Start of Entries

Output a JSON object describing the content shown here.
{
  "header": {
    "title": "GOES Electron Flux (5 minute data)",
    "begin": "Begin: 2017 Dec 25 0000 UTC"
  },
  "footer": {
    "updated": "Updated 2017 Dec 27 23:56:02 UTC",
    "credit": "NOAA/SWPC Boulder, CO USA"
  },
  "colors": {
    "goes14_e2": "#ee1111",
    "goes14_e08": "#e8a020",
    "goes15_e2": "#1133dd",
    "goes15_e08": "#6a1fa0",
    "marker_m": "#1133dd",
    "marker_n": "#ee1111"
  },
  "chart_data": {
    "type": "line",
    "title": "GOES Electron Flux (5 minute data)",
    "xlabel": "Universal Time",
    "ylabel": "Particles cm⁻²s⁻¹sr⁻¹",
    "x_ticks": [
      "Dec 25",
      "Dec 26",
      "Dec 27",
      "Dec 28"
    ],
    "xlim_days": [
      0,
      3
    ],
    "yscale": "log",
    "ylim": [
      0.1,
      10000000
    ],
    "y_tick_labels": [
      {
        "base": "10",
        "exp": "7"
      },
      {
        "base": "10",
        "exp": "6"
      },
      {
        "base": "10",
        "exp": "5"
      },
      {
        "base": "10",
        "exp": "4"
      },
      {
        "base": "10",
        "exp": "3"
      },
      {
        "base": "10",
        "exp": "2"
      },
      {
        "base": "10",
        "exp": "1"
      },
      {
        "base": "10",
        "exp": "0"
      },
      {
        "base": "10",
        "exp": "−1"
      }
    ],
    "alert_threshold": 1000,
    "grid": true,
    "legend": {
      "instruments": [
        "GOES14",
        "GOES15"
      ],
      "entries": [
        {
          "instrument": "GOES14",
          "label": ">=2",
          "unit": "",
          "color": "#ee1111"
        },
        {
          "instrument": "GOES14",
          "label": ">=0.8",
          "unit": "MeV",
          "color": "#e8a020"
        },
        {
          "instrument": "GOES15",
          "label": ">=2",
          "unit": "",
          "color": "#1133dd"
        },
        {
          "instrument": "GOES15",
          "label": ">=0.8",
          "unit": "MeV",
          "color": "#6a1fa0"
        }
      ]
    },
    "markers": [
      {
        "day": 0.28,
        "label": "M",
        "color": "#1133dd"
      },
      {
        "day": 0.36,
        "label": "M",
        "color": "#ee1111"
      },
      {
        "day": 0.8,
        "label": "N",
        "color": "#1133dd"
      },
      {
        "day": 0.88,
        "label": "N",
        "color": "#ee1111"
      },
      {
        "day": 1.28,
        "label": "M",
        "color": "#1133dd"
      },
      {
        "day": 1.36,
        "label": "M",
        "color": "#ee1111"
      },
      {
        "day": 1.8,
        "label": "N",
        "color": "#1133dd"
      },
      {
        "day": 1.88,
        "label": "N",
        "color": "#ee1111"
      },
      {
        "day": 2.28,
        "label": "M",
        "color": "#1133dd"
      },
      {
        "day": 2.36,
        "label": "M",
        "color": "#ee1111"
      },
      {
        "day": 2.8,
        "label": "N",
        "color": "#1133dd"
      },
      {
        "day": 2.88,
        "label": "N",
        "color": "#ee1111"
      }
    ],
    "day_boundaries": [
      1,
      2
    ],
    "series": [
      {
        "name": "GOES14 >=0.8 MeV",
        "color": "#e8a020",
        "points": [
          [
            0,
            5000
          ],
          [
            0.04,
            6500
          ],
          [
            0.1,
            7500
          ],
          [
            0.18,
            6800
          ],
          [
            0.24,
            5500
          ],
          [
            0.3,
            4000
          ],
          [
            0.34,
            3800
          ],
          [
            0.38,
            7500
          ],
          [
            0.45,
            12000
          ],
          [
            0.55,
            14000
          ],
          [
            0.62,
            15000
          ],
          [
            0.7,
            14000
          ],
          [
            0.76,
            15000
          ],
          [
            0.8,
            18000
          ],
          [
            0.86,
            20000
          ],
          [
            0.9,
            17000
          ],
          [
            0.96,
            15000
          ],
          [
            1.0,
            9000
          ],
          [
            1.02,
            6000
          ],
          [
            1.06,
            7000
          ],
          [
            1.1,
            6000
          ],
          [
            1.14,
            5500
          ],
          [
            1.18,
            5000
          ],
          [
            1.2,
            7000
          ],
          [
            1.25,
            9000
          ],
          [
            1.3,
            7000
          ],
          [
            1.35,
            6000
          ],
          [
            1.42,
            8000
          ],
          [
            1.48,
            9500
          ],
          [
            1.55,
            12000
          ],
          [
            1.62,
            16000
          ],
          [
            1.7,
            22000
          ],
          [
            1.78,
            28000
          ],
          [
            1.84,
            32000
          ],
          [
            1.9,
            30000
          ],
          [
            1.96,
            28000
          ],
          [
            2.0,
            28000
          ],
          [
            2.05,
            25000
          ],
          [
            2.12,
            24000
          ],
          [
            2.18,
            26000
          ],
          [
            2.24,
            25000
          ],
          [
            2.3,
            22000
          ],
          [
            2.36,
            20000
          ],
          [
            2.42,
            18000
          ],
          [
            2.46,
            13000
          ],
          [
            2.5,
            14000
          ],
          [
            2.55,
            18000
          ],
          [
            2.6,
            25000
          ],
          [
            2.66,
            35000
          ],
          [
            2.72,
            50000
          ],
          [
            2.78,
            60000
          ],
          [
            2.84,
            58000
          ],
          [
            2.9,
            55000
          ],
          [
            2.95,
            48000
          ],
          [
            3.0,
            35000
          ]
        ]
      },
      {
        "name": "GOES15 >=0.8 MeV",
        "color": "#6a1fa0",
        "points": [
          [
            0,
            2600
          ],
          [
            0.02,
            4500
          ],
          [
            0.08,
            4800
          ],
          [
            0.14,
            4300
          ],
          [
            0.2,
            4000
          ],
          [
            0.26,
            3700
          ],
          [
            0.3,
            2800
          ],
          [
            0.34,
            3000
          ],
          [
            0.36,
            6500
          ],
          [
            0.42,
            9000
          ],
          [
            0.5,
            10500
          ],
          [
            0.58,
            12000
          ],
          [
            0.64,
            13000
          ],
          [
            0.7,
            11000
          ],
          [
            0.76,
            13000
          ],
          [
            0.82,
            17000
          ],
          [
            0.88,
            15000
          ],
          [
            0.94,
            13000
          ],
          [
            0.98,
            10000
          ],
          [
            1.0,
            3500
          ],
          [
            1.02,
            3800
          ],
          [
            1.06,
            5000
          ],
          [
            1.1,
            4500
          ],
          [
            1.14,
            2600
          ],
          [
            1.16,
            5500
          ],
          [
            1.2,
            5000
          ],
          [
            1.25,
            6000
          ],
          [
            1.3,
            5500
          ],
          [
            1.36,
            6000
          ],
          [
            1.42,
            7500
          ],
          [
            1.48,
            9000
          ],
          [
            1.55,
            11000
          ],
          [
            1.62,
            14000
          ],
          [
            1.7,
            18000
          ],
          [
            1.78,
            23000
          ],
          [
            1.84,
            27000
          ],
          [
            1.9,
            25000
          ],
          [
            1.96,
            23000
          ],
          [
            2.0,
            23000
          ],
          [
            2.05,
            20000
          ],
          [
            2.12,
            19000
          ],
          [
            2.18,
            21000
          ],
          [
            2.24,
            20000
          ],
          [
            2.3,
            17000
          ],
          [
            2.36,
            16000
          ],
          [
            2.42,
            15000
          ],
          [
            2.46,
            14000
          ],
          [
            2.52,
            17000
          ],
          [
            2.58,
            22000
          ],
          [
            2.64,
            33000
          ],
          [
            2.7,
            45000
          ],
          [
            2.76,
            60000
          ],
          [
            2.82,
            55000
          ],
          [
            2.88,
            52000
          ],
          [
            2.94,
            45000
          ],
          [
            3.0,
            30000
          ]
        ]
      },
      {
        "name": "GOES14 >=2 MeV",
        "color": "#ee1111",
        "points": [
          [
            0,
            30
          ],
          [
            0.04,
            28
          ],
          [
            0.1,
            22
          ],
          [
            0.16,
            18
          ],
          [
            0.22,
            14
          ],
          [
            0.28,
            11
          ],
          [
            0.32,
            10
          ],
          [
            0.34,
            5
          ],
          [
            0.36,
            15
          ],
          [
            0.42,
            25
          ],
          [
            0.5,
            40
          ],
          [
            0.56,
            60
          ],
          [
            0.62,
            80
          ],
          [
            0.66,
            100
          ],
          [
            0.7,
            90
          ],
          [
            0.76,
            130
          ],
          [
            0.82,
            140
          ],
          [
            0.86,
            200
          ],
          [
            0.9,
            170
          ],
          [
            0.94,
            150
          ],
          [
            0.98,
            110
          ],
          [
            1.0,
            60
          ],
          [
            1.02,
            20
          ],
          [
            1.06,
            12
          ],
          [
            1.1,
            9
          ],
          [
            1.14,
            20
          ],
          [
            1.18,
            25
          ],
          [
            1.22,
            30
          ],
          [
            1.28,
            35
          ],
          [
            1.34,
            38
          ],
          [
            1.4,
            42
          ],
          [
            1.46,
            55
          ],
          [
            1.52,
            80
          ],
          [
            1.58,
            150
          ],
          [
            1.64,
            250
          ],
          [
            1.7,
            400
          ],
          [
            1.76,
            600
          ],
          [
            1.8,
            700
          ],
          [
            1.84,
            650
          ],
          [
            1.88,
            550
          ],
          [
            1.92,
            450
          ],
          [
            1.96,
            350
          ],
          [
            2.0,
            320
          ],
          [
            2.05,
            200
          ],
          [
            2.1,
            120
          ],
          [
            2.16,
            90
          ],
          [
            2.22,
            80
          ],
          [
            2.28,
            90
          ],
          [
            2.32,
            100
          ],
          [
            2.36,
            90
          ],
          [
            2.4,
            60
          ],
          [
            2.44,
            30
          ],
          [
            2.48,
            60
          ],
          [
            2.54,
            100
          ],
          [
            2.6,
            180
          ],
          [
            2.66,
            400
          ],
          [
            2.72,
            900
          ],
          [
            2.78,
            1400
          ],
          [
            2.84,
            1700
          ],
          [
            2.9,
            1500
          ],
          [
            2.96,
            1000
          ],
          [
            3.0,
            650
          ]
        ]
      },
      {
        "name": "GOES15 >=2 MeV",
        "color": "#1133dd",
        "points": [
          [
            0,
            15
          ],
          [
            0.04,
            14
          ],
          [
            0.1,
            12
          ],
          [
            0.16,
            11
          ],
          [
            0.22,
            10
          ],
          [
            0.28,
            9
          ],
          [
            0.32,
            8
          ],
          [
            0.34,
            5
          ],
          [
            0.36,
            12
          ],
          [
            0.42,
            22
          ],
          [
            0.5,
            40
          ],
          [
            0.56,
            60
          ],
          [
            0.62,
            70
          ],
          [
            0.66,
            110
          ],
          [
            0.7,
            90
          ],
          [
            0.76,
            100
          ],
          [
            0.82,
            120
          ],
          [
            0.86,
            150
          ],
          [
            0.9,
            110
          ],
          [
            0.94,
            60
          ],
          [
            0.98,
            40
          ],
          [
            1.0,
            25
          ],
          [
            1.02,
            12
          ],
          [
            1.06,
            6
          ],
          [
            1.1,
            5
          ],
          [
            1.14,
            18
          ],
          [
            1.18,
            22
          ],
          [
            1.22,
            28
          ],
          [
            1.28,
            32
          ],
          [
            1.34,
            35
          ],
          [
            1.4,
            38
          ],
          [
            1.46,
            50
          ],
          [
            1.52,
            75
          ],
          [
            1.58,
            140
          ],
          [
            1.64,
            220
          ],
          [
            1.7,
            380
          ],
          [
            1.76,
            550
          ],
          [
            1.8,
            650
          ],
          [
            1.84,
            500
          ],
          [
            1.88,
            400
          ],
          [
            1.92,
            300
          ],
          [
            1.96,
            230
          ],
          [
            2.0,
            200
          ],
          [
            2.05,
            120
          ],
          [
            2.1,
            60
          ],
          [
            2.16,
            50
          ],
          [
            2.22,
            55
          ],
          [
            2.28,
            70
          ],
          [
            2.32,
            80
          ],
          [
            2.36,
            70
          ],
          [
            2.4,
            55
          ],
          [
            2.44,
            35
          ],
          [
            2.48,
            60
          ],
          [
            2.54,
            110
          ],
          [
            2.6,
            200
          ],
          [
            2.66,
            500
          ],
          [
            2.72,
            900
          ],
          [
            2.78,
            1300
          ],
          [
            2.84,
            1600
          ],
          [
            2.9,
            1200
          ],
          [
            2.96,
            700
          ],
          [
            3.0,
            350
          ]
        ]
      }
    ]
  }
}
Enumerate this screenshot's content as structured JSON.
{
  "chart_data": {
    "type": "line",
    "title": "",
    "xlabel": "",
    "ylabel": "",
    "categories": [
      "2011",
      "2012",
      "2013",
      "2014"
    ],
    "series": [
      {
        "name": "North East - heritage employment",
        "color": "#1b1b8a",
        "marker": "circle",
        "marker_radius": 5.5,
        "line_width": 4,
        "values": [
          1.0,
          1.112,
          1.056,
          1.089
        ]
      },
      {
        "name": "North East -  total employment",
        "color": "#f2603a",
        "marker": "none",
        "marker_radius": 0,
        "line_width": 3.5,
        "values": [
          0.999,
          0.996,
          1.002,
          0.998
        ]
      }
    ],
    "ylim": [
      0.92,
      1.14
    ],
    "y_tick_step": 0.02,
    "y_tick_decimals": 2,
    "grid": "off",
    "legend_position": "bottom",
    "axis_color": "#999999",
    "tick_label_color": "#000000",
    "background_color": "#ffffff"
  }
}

End of Entries

Exercise directions:
Pull out every line in the material above where "East" occurs.

Task response:
        "name": "North East - heritage employment",
        "name": "North East -  total employment",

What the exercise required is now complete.